Every record below should be printed exactly as it appears.

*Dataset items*
##########

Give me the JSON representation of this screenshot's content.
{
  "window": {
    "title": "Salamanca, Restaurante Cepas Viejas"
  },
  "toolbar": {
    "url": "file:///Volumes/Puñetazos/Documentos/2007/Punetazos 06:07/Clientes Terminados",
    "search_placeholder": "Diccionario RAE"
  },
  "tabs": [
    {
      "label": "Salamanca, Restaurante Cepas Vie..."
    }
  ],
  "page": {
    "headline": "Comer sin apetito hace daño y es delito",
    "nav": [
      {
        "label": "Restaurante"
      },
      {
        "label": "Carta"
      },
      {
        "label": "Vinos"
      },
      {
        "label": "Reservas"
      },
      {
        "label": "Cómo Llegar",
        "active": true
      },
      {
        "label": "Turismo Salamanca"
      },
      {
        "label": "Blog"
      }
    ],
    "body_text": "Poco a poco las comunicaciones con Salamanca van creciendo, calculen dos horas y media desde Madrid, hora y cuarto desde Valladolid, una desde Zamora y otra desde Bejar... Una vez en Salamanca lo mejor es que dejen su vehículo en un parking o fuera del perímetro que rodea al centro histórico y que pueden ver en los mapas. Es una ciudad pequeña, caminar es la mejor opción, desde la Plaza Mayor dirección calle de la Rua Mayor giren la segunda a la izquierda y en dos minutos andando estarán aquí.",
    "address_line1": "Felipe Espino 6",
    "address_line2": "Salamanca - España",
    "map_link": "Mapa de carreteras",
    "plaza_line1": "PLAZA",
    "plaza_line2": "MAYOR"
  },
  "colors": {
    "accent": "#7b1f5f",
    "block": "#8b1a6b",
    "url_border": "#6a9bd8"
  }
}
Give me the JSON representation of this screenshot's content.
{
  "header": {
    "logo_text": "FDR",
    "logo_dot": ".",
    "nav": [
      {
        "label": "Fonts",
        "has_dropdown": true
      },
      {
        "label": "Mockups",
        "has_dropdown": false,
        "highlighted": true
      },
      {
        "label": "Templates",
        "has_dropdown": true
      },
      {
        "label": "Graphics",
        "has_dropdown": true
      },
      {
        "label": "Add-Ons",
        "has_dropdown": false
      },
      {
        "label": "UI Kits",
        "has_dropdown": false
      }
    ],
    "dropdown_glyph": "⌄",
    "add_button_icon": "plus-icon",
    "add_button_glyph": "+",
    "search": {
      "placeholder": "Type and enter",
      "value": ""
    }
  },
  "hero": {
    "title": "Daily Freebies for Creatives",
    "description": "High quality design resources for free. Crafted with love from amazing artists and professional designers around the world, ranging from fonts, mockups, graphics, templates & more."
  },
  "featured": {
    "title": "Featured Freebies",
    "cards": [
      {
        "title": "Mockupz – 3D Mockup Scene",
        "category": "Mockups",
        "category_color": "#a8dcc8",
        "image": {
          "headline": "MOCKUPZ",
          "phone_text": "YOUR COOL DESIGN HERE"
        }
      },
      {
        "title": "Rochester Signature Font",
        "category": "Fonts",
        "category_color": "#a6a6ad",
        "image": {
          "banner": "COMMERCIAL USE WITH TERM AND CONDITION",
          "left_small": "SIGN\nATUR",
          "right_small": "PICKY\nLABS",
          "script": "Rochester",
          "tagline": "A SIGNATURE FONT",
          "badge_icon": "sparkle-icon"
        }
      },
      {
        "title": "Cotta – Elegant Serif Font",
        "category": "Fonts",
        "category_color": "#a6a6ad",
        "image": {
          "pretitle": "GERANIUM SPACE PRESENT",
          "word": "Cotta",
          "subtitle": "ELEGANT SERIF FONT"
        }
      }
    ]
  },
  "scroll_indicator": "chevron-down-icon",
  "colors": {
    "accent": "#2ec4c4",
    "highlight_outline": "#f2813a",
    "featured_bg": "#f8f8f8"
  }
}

##########

*Answer in full*
Give me the JSON representation of this screenshot's content.
{
  "window": {
    "title": "Salamanca, Restaurante Cepas Viejas"
  },
  "toolbar": {
    "url": "file:///Volumes/Puñetazos/Documentos/2007/Punetazos 06:07/Clientes Terminados",
    "search_placeholder": "Diccionario RAE"
  },
  "tabs": [
    {
      "label": "Salamanca, Restaurante Cepas Vie..."
    }
  ],
  "page": {
    "headline": "Comer sin apetito hace daño y es delito",
    "nav": [
      {
        "label": "Restaurante"
      },
      {
        "label": "Carta"
      },
      {
        "label": "Vinos"
      },
      {
        "label": "Reservas"
      },
      {
        "label": "Cómo Llegar",
        "active": true
      },
      {
        "label": "Turismo Salamanca"
      },
      {
        "label": "Blog"
      }
    ],
    "body_text": "Poco a poco las comunicaciones con Salamanca van creciendo, calculen dos horas y media desde Madrid, hora y cuarto desde Valladolid, una desde Zamora y otra desde Bejar... Una vez en Salamanca lo mejor es que dejen su vehículo en un parking o fuera del perímetro que rodea al centro histórico y que pueden ver en los mapas. Es una ciudad pequeña, caminar es la mejor opción, desde la Plaza Mayor dirección calle de la Rua Mayor giren la segunda a la izquierda y en dos minutos andando estarán aquí.",
    "address_line1": "Felipe Espino 6",
    "address_line2": "Salamanca - España",
    "map_link": "Mapa de carreteras",
    "plaza_line1": "PLAZA",
    "plaza_line2": "MAYOR"
  },
  "colors": {
    "accent": "#7b1f5f",
    "block": "#8b1a6b",
    "url_border": "#6a9bd8"
  }
}
Give me the JSON representation of this screenshot's content.
{
  "header": {
    "logo_text": "FDR",
    "logo_dot": ".",
    "nav": [
      {
        "label": "Fonts",
        "has_dropdown": true
      },
      {
        "label": "Mockups",
        "has_dropdown": false,
        "highlighted": true
      },
      {
        "label": "Templates",
        "has_dropdown": true
      },
      {
        "label": "Graphics",
        "has_dropdown": true
      },
      {
        "label": "Add-Ons",
        "has_dropdown": false
      },
      {
        "label": "UI Kits",
        "has_dropdown": false
      }
    ],
    "dropdown_glyph": "⌄",
    "add_button_icon": "plus-icon",
    "add_button_glyph": "+",
    "search": {
      "placeholder": "Type and enter",
      "value": ""
    }
  },
  "hero": {
    "title": "Daily Freebies for Creatives",
    "description": "High quality design resources for free. Crafted with love from amazing artists and professional designers around the world, ranging from fonts, mockups, graphics, templates & more."
  },
  "featured": {
    "title": "Featured Freebies",
    "cards": [
      {
        "title": "Mockupz – 3D Mockup Scene",
        "category": "Mockups",
        "category_color": "#a8dcc8",
        "image": {
          "headline": "MOCKUPZ",
          "phone_text": "YOUR COOL DESIGN HERE"
        }
      },
      {
        "title": "Rochester Signature Font",
        "category": "Fonts",
        "category_color": "#a6a6ad",
        "image": {
          "banner": "COMMERCIAL USE WITH TERM AND CONDITION",
          "left_small": "SIGN\nATUR",
          "right_small": "PICKY\nLABS",
          "script": "Rochester",
          "tagline": "A SIGNATURE FONT",
          "badge_icon": "sparkle-icon"
        }
      },
      {
        "title": "Cotta – Elegant Serif Font",
        "category": "Fonts",
        "category_color": "#a6a6ad",
        "image": {
          "pretitle": "GERANIUM SPACE PRESENT",
          "word": "Cotta",
          "subtitle": "ELEGANT SERIF FONT"
        }
      }
    ]
  },
  "scroll_indicator": "chevron-down-icon",
  "colors": {
    "accent": "#2ec4c4",
    "highlight_outline": "#f2813a",
    "featured_bg": "#f8f8f8"
  }
}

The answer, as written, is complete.